• _Short exercise_
Print the entries below in their entirety, exactly as they are written.

** Start of Stored rows **

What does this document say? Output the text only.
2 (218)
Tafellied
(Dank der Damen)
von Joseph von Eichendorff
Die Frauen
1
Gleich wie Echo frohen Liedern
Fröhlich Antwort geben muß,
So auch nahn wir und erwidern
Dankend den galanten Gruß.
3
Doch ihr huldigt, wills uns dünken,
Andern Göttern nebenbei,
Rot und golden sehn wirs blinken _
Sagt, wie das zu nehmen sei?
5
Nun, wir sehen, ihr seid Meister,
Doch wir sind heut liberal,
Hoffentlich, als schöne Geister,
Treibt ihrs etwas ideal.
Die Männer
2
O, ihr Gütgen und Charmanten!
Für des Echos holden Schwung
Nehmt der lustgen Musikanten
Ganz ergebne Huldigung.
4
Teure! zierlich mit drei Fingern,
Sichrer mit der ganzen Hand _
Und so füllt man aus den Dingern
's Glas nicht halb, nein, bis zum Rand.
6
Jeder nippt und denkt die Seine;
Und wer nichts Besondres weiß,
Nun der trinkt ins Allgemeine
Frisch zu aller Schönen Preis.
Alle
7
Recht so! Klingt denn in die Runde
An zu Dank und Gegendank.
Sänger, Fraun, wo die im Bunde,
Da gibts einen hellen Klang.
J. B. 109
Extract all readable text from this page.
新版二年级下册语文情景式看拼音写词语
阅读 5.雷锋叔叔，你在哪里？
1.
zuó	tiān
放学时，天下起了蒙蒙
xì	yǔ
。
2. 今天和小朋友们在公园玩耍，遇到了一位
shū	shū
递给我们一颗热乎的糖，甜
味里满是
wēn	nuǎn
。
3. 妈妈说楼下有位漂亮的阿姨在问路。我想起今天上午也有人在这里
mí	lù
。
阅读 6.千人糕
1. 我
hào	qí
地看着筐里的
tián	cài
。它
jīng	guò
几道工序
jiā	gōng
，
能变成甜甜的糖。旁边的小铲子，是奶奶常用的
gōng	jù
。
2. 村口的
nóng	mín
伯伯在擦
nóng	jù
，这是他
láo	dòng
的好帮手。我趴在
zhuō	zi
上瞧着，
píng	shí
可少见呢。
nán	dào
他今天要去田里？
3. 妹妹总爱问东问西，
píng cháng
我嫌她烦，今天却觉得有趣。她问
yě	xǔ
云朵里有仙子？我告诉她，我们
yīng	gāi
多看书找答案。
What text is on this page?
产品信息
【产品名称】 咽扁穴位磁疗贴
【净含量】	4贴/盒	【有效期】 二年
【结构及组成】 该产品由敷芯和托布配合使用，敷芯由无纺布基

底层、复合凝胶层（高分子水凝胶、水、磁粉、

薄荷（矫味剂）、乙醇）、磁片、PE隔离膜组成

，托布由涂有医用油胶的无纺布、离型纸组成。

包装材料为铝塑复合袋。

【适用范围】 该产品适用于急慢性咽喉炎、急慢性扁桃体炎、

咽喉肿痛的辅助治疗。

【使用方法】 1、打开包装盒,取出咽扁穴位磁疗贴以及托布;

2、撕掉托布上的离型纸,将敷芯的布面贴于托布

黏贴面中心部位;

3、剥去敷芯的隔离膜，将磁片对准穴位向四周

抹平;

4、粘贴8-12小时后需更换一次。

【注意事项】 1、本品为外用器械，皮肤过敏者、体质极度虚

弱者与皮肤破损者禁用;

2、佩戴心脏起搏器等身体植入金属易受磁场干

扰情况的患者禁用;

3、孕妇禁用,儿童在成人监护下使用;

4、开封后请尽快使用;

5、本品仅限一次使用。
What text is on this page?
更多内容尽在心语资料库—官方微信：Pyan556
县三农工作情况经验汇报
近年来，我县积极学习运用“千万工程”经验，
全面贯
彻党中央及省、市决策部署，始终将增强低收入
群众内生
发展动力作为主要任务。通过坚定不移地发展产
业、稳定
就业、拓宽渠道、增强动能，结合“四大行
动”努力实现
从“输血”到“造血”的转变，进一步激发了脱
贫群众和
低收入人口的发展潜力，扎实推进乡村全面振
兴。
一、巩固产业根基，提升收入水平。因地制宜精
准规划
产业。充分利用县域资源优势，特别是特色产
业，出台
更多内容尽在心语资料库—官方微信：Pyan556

** End of Stored rows **

• _Result_
What does this document say? Output the text only.
2 (218)
Tafellied
(Dank der Damen)
von Joseph von Eichendorff
Die Frauen
1
Gleich wie Echo frohen Liedern
Fröhlich Antwort geben muß,
So auch nahn wir und erwidern
Dankend den galanten Gruß.
3
Doch ihr huldigt, wills uns dünken,
Andern Göttern nebenbei,
Rot und golden sehn wirs blinken _
Sagt, wie das zu nehmen sei?
5
Nun, wir sehen, ihr seid Meister,
Doch wir sind heut liberal,
Hoffentlich, als schöne Geister,
Treibt ihrs etwas ideal.
Die Männer
2
O, ihr Gütgen und Charmanten!
Für des Echos holden Schwung
Nehmt der lustgen Musikanten
Ganz ergebne Huldigung.
4
Teure! zierlich mit drei Fingern,
Sichrer mit der ganzen Hand _
Und so füllt man aus den Dingern
's Glas nicht halb, nein, bis zum Rand.
6
Jeder nippt und denkt die Seine;
Und wer nichts Besondres weiß,
Nun der trinkt ins Allgemeine
Frisch zu aller Schönen Preis.
Alle
7
Recht so! Klingt denn in die Runde
An zu Dank und Gegendank.
Sänger, Fraun, wo die im Bunde,
Da gibts einen hellen Klang.
J. B. 109
Extract all readable text from this page.
新版二年级下册语文情景式看拼音写词语
阅读 5.雷锋叔叔，你在哪里？
1.
zuó	tiān
放学时，天下起了蒙蒙
xì	yǔ
。
2. 今天和小朋友们在公园玩耍，遇到了一位
shū	shū
递给我们一颗热乎的糖，甜
味里满是
wēn	nuǎn
。
3. 妈妈说楼下有位漂亮的阿姨在问路。我想起今天上午也有人在这里
mí	lù
。
阅读 6.千人糕
1. 我
hào	qí
地看着筐里的
tián	cài
。它
jīng	guò
几道工序
jiā	gōng
，
能变成甜甜的糖。旁边的小铲子，是奶奶常用的
gōng	jù
。
2. 村口的
nóng	mín
伯伯在擦
nóng	jù
，这是他
láo	dòng
的好帮手。我趴在
zhuō	zi
上瞧着，
píng	shí
可少见呢。
nán	dào
他今天要去田里？
3. 妹妹总爱问东问西，
píng cháng
我嫌她烦，今天却觉得有趣。她问
yě	xǔ
云朵里有仙子？我告诉她，我们
yīng	gāi
多看书找答案。
What text is on this page?
产品信息
【产品名称】 咽扁穴位磁疗贴
【净含量】	4贴/盒	【有效期】 二年
【结构及组成】 该产品由敷芯和托布配合使用，敷芯由无纺布基

底层、复合凝胶层（高分子水凝胶、水、磁粉、

薄荷（矫味剂）、乙醇）、磁片、PE隔离膜组成

，托布由涂有医用油胶的无纺布、离型纸组成。

包装材料为铝塑复合袋。

【适用范围】 该产品适用于急慢性咽喉炎、急慢性扁桃体炎、

咽喉肿痛的辅助治疗。

【使用方法】 1、打开包装盒,取出咽扁穴位磁疗贴以及托布;

2、撕掉托布上的离型纸,将敷芯的布面贴于托布

黏贴面中心部位;

3、剥去敷芯的隔离膜，将磁片对准穴位向四周

抹平;

4、粘贴8-12小时后需更换一次。

【注意事项】 1、本品为外用器械，皮肤过敏者、体质极度虚

弱者与皮肤破损者禁用;

2、佩戴心脏起搏器等身体植入金属易受磁场干

扰情况的患者禁用;

3、孕妇禁用,儿童在成人监护下使用;

4、开封后请尽快使用;

5、本品仅限一次使用。
What text is on this page?
更多内容尽在心语资料库—官方微信：Pyan556
县三农工作情况经验汇报
近年来，我县积极学习运用“千万工程”经验，
全面贯
彻党中央及省、市决策部署，始终将增强低收入
群众内生
发展动力作为主要任务。通过坚定不移地发展产
业、稳定
就业、拓宽渠道、增强动能，结合“四大行
动”努力实现
从“输血”到“造血”的转变，进一步激发了脱
贫群众和
低收入人口的发展潜力，扎实推进乡村全面振
兴。
一、巩固产业根基，提升收入水平。因地制宜精
准规划
产业。充分利用县域资源优势，特别是特色产
业，出台
更多内容尽在心语资料库—官方微信：Pyan556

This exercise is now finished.